--- start Rows ---
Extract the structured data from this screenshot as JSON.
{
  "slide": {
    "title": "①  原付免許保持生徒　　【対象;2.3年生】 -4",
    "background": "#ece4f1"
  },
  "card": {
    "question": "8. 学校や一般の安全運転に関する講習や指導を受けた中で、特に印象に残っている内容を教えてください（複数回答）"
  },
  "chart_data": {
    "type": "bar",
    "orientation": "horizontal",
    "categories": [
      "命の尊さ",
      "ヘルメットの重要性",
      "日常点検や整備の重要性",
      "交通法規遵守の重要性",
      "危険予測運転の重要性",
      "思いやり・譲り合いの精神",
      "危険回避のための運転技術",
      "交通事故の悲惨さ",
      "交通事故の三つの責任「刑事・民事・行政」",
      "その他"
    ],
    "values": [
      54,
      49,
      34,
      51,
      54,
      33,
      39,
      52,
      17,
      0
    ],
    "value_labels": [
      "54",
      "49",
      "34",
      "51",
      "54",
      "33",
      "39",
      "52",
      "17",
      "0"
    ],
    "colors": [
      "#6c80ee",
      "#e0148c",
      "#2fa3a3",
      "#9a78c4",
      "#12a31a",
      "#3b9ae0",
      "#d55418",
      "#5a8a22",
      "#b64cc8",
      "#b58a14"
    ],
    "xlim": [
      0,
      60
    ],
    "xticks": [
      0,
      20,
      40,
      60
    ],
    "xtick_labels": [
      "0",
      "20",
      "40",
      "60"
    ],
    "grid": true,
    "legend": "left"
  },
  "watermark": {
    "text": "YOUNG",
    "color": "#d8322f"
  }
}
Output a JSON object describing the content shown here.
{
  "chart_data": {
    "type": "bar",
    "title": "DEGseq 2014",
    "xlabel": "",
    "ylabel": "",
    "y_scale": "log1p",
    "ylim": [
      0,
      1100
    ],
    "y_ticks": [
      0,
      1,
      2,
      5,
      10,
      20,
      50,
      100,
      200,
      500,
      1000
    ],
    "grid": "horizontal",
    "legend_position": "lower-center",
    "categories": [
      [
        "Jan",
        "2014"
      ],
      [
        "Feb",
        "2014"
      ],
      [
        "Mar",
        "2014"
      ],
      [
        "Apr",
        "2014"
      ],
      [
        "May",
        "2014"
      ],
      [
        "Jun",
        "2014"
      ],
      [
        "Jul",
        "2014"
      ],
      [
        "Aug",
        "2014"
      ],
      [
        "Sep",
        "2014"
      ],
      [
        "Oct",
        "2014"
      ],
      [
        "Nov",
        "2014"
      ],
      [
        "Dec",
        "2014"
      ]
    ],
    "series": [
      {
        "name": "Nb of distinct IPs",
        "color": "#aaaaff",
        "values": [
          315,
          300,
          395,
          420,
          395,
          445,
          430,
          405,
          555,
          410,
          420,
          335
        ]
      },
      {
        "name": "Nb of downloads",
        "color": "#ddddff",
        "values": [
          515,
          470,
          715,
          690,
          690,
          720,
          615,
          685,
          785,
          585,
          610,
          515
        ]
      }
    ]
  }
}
--- end Rows ---
- _Task instructions_
Look over the records above and copy each line that includes the string "horizontal".

- _Written solution_
    "orientation": "horizontal",
    "grid": "horizontal",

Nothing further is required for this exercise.